[START]

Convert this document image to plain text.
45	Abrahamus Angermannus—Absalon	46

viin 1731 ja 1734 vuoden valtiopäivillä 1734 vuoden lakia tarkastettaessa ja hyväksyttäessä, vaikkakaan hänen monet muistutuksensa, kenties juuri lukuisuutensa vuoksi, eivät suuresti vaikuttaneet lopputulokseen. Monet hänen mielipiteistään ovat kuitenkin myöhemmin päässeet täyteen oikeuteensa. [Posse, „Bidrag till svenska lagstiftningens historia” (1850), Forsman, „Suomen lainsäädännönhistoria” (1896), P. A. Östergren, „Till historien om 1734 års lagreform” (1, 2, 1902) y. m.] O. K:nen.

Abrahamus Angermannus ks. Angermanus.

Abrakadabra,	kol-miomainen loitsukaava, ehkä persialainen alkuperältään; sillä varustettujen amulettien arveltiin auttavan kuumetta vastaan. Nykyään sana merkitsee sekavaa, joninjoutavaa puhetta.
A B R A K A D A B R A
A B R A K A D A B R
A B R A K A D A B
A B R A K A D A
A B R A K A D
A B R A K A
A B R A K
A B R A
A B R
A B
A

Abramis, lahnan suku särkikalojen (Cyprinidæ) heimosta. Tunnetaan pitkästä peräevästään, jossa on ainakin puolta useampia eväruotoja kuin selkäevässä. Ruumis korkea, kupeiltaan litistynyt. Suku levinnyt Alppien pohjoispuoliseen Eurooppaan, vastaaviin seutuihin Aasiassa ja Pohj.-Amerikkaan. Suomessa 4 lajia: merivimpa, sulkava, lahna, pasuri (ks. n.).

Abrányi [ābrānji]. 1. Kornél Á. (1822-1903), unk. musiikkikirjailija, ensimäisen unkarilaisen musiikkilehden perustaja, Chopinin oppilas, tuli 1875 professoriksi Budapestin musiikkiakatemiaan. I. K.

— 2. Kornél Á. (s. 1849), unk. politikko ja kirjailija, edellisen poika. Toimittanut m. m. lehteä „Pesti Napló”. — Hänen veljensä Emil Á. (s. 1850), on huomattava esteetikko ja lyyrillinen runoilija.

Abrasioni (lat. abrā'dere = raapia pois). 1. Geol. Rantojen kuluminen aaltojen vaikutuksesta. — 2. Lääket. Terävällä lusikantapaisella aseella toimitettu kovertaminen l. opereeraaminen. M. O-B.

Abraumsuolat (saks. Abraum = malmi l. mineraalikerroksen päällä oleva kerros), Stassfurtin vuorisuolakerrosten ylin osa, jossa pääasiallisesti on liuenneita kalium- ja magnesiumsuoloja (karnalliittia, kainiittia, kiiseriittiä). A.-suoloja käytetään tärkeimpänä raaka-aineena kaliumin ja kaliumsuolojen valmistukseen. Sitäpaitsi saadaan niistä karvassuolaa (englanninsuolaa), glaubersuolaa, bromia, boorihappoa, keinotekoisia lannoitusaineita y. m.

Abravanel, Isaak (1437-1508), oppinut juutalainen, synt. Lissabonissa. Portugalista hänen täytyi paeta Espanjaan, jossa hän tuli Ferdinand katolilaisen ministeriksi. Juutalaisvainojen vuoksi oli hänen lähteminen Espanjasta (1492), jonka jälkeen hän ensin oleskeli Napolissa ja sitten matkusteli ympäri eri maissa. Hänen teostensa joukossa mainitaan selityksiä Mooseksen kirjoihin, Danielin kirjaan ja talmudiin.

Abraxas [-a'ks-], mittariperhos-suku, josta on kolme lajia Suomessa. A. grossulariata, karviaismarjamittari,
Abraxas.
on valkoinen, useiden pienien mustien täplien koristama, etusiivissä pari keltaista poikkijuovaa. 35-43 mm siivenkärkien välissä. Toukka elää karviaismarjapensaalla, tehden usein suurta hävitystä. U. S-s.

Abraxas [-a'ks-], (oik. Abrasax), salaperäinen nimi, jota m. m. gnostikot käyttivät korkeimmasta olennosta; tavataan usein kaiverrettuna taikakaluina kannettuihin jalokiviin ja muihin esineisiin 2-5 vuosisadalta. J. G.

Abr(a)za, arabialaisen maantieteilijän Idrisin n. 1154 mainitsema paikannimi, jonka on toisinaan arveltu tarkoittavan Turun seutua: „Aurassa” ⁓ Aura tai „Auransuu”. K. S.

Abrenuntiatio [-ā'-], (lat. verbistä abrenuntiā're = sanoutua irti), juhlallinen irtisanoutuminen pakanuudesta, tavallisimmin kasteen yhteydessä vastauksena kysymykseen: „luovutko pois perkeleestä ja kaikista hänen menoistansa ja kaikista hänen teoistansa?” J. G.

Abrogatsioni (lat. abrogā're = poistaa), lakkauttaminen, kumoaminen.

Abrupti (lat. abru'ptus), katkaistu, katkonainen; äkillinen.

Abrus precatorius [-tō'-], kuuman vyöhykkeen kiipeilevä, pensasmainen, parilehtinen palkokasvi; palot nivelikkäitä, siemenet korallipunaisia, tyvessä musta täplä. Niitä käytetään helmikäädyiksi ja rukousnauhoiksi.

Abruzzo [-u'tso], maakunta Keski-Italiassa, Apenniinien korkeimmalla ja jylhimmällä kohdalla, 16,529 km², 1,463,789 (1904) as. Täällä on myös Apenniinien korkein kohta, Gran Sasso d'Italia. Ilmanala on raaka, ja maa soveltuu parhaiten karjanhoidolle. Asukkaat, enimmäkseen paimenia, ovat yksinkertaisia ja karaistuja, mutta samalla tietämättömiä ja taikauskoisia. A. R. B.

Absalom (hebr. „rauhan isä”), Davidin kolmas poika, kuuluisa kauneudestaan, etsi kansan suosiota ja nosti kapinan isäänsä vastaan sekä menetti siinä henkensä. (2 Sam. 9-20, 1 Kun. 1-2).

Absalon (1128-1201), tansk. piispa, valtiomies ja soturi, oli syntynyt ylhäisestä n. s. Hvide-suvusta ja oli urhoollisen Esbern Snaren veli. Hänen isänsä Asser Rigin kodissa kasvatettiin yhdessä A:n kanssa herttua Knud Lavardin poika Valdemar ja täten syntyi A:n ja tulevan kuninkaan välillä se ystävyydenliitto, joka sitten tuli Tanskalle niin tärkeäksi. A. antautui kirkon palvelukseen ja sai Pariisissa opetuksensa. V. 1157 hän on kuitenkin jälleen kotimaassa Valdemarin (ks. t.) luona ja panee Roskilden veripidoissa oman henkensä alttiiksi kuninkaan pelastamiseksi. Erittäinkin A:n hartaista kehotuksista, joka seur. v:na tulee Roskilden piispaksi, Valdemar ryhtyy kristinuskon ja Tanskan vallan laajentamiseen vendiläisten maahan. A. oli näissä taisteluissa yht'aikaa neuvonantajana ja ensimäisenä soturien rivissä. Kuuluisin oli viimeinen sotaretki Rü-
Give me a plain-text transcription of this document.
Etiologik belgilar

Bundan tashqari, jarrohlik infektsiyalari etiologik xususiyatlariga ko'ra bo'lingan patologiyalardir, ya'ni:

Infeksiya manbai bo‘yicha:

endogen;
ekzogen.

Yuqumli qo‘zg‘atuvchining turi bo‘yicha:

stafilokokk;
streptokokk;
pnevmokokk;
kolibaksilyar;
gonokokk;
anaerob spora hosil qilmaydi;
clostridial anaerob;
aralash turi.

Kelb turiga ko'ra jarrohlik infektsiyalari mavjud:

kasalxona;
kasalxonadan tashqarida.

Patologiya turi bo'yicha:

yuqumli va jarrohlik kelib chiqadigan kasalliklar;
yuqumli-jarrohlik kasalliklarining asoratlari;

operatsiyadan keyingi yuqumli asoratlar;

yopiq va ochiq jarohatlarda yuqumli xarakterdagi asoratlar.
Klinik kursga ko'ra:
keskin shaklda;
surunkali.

[END]

**What the task asks**
Output the records exactly, including every line.

**Response for this exercise**
Convert this document image to plain text.
45	Abrahamus Angermannus—Absalon	46

viin 1731 ja 1734 vuoden valtiopäivillä 1734 vuoden lakia tarkastettaessa ja hyväksyttäessä, vaikkakaan hänen monet muistutuksensa, kenties juuri lukuisuutensa vuoksi, eivät suuresti vaikuttaneet lopputulokseen. Monet hänen mielipiteistään ovat kuitenkin myöhemmin päässeet täyteen oikeuteensa. [Posse, „Bidrag till svenska lagstiftningens historia” (1850), Forsman, „Suomen lainsäädännönhistoria” (1896), P. A. Östergren, „Till historien om 1734 års lagreform” (1, 2, 1902) y. m.] O. K:nen.

Abrahamus Angermannus ks. Angermanus.

Abrakadabra,	kol-miomainen loitsukaava, ehkä persialainen alkuperältään; sillä varustettujen amulettien arveltiin auttavan kuumetta vastaan. Nykyään sana merkitsee sekavaa, joninjoutavaa puhetta.
A B R A K A D A B R A
A B R A K A D A B R
A B R A K A D A B
A B R A K A D A
A B R A K A D
A B R A K A
A B R A K
A B R A
A B R
A B
A

Abramis, lahnan suku särkikalojen (Cyprinidæ) heimosta. Tunnetaan pitkästä peräevästään, jossa on ainakin puolta useampia eväruotoja kuin selkäevässä. Ruumis korkea, kupeiltaan litistynyt. Suku levinnyt Alppien pohjoispuoliseen Eurooppaan, vastaaviin seutuihin Aasiassa ja Pohj.-Amerikkaan. Suomessa 4 lajia: merivimpa, sulkava, lahna, pasuri (ks. n.).

Abrányi [ābrānji]. 1. Kornél Á. (1822-1903), unk. musiikkikirjailija, ensimäisen unkarilaisen musiikkilehden perustaja, Chopinin oppilas, tuli 1875 professoriksi Budapestin musiikkiakatemiaan. I. K.

— 2. Kornél Á. (s. 1849), unk. politikko ja kirjailija, edellisen poika. Toimittanut m. m. lehteä „Pesti Napló”. — Hänen veljensä Emil Á. (s. 1850), on huomattava esteetikko ja lyyrillinen runoilija.

Abrasioni (lat. abrā'dere = raapia pois). 1. Geol. Rantojen kuluminen aaltojen vaikutuksesta. — 2. Lääket. Terävällä lusikantapaisella aseella toimitettu kovertaminen l. opereeraaminen. M. O-B.

Abraumsuolat (saks. Abraum = malmi l. mineraalikerroksen päällä oleva kerros), Stassfurtin vuorisuolakerrosten ylin osa, jossa pääasiallisesti on liuenneita kalium- ja magnesiumsuoloja (karnalliittia, kainiittia, kiiseriittiä). A.-suoloja käytetään tärkeimpänä raaka-aineena kaliumin ja kaliumsuolojen valmistukseen. Sitäpaitsi saadaan niistä karvassuolaa (englanninsuolaa), glaubersuolaa, bromia, boorihappoa, keinotekoisia lannoitusaineita y. m.

Abravanel, Isaak (1437-1508), oppinut juutalainen, synt. Lissabonissa. Portugalista hänen täytyi paeta Espanjaan, jossa hän tuli Ferdinand katolilaisen ministeriksi. Juutalaisvainojen vuoksi oli hänen lähteminen Espanjasta (1492), jonka jälkeen hän ensin oleskeli Napolissa ja sitten matkusteli ympäri eri maissa. Hänen teostensa joukossa mainitaan selityksiä Mooseksen kirjoihin, Danielin kirjaan ja talmudiin.

Abraxas [-a'ks-], mittariperhos-suku, josta on kolme lajia Suomessa. A. grossulariata, karviaismarjamittari,
Abraxas.
on valkoinen, useiden pienien mustien täplien koristama, etusiivissä pari keltaista poikkijuovaa. 35-43 mm siivenkärkien välissä. Toukka elää karviaismarjapensaalla, tehden usein suurta hävitystä. U. S-s.

Abraxas [-a'ks-], (oik. Abrasax), salaperäinen nimi, jota m. m. gnostikot käyttivät korkeimmasta olennosta; tavataan usein kaiverrettuna taikakaluina kannettuihin jalokiviin ja muihin esineisiin 2-5 vuosisadalta. J. G.

Abr(a)za, arabialaisen maantieteilijän Idrisin n. 1154 mainitsema paikannimi, jonka on toisinaan arveltu tarkoittavan Turun seutua: „Aurassa” ⁓ Aura tai „Auransuu”. K. S.

Abrenuntiatio [-ā'-], (lat. verbistä abrenuntiā're = sanoutua irti), juhlallinen irtisanoutuminen pakanuudesta, tavallisimmin kasteen yhteydessä vastauksena kysymykseen: „luovutko pois perkeleestä ja kaikista hänen menoistansa ja kaikista hänen teoistansa?” J. G.

Abrogatsioni (lat. abrogā're = poistaa), lakkauttaminen, kumoaminen.

Abrupti (lat. abru'ptus), katkaistu, katkonainen; äkillinen.

Abrus precatorius [-tō'-], kuuman vyöhykkeen kiipeilevä, pensasmainen, parilehtinen palkokasvi; palot nivelikkäitä, siemenet korallipunaisia, tyvessä musta täplä. Niitä käytetään helmikäädyiksi ja rukousnauhoiksi.

Abruzzo [-u'tso], maakunta Keski-Italiassa, Apenniinien korkeimmalla ja jylhimmällä kohdalla, 16,529 km², 1,463,789 (1904) as. Täällä on myös Apenniinien korkein kohta, Gran Sasso d'Italia. Ilmanala on raaka, ja maa soveltuu parhaiten karjanhoidolle. Asukkaat, enimmäkseen paimenia, ovat yksinkertaisia ja karaistuja, mutta samalla tietämättömiä ja taikauskoisia. A. R. B.

Absalom (hebr. „rauhan isä”), Davidin kolmas poika, kuuluisa kauneudestaan, etsi kansan suosiota ja nosti kapinan isäänsä vastaan sekä menetti siinä henkensä. (2 Sam. 9-20, 1 Kun. 1-2).

Absalon (1128-1201), tansk. piispa, valtiomies ja soturi, oli syntynyt ylhäisestä n. s. Hvide-suvusta ja oli urhoollisen Esbern Snaren veli. Hänen isänsä Asser Rigin kodissa kasvatettiin yhdessä A:n kanssa herttua Knud Lavardin poika Valdemar ja täten syntyi A:n ja tulevan kuninkaan välillä se ystävyydenliitto, joka sitten tuli Tanskalle niin tärkeäksi. A. antautui kirkon palvelukseen ja sai Pariisissa opetuksensa. V. 1157 hän on kuitenkin jälleen kotimaassa Valdemarin (ks. t.) luona ja panee Roskilden veripidoissa oman henkensä alttiiksi kuninkaan pelastamiseksi. Erittäinkin A:n hartaista kehotuksista, joka seur. v:na tulee Roskilden piispaksi, Valdemar ryhtyy kristinuskon ja Tanskan vallan laajentamiseen vendiläisten maahan. A. oli näissä taisteluissa yht'aikaa neuvonantajana ja ensimäisenä soturien rivissä. Kuuluisin oli viimeinen sotaretki Rü-
Give me a plain-text transcription of this document.
Etiologik belgilar

Bundan tashqari, jarrohlik infektsiyalari etiologik xususiyatlariga ko'ra bo'lingan patologiyalardir, ya'ni:

Infeksiya manbai bo‘yicha:

endogen;
ekzogen.

Yuqumli qo‘zg‘atuvchining turi bo‘yicha:

stafilokokk;
streptokokk;
pnevmokokk;
kolibaksilyar;
gonokokk;
anaerob spora hosil qilmaydi;
clostridial anaerob;
aralash turi.

Kelb turiga ko'ra jarrohlik infektsiyalari mavjud:

kasalxona;
kasalxonadan tashqarida.

Patologiya turi bo'yicha:

yuqumli va jarrohlik kelib chiqadigan kasalliklar;
yuqumli-jarrohlik kasalliklarining asoratlari;

operatsiyadan keyingi yuqumli asoratlar;

yopiq va ochiq jarohatlarda yuqumli xarakterdagi asoratlar.
Klinik kursga ko'ra:
keskin shaklda;
surunkali.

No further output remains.